Your task is to give the data again, exactly, with every line intact.

☆ ☆ ☆ ☆

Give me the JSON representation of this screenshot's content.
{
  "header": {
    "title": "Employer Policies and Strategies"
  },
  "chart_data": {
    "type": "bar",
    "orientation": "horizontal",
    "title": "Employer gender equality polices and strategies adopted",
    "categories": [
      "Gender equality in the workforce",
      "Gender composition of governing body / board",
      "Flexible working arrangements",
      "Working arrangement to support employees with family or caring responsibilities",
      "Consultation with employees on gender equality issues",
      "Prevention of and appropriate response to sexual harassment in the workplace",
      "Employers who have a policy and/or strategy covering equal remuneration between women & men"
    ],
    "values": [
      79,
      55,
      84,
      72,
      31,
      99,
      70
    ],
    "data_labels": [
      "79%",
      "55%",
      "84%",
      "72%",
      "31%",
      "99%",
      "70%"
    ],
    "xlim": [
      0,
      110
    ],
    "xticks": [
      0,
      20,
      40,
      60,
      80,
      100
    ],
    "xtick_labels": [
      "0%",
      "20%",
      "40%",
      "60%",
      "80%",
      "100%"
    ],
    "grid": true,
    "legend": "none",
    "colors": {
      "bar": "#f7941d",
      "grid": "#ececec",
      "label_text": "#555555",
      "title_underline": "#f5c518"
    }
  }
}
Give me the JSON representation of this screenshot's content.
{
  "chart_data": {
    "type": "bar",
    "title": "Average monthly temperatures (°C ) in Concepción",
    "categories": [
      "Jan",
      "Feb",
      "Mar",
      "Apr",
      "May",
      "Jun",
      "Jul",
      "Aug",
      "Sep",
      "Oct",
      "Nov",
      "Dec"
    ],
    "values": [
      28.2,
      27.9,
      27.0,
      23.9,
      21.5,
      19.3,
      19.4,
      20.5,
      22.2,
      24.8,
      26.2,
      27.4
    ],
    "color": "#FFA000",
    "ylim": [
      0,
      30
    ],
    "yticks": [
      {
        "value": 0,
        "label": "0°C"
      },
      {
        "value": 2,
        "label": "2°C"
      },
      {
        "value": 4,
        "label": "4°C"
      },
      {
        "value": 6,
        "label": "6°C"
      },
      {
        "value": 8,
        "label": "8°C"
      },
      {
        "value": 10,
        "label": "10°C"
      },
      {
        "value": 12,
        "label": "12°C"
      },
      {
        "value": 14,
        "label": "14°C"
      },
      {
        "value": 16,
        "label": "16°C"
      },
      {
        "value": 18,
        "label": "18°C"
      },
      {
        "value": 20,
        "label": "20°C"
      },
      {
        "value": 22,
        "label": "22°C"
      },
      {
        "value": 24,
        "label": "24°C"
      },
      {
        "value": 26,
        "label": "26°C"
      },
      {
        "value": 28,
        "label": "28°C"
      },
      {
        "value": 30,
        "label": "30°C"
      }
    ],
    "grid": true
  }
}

☆ ☆ ☆ ☆

Result:
Give me the JSON representation of this screenshot's content.
{
  "header": {
    "title": "Employer Policies and Strategies"
  },
  "chart_data": {
    "type": "bar",
    "orientation": "horizontal",
    "title": "Employer gender equality polices and strategies adopted",
    "categories": [
      "Gender equality in the workforce",
      "Gender composition of governing body / board",
      "Flexible working arrangements",
      "Working arrangement to support employees with family or caring responsibilities",
      "Consultation with employees on gender equality issues",
      "Prevention of and appropriate response to sexual harassment in the workplace",
      "Employers who have a policy and/or strategy covering equal remuneration between women & men"
    ],
    "values": [
      79,
      55,
      84,
      72,
      31,
      99,
      70
    ],
    "data_labels": [
      "79%",
      "55%",
      "84%",
      "72%",
      "31%",
      "99%",
      "70%"
    ],
    "xlim": [
      0,
      110
    ],
    "xticks": [
      0,
      20,
      40,
      60,
      80,
      100
    ],
    "xtick_labels": [
      "0%",
      "20%",
      "40%",
      "60%",
      "80%",
      "100%"
    ],
    "grid": true,
    "legend": "none",
    "colors": {
      "bar": "#f7941d",
      "grid": "#ececec",
      "label_text": "#555555",
      "title_underline": "#f5c518"
    }
  }
}
Give me the JSON representation of this screenshot's content.
{
  "chart_data": {
    "type": "bar",
    "title": "Average monthly temperatures (°C ) in Concepción",
    "categories": [
      "Jan",
      "Feb",
      "Mar",
      "Apr",
      "May",
      "Jun",
      "Jul",
      "Aug",
      "Sep",
      "Oct",
      "Nov",
      "Dec"
    ],
    "values": [
      28.2,
      27.9,
      27.0,
      23.9,
      21.5,
      19.3,
      19.4,
      20.5,
      22.2,
      24.8,
      26.2,
      27.4
    ],
    "color": "#FFA000",
    "ylim": [
      0,
      30
    ],
    "yticks": [
      {
        "value": 0,
        "label": "0°C"
      },
      {
        "value": 2,
        "label": "2°C"
      },
      {
        "value": 4,
        "label": "4°C"
      },
      {
        "value": 6,
        "label": "6°C"
      },
      {
        "value": 8,
        "label": "8°C"
      },
      {
        "value": 10,
        "label": "10°C"
      },
      {
        "value": 12,
        "label": "12°C"
      },
      {
        "value": 14,
        "label": "14°C"
      },
      {
        "value": 16,
        "label": "16°C"
      },
      {
        "value": 18,
        "label": "18°C"
      },
      {
        "value": 20,
        "label": "20°C"
      },
      {
        "value": 22,
        "label": "22°C"
      },
      {
        "value": 24,
        "label": "24°C"
      },
      {
        "value": 26,
        "label": "26°C"
      },
      {
        "value": 28,
        "label": "28°C"
      },
      {
        "value": 30,
        "label": "30°C"
      }
    ],
    "grid": true
  }
}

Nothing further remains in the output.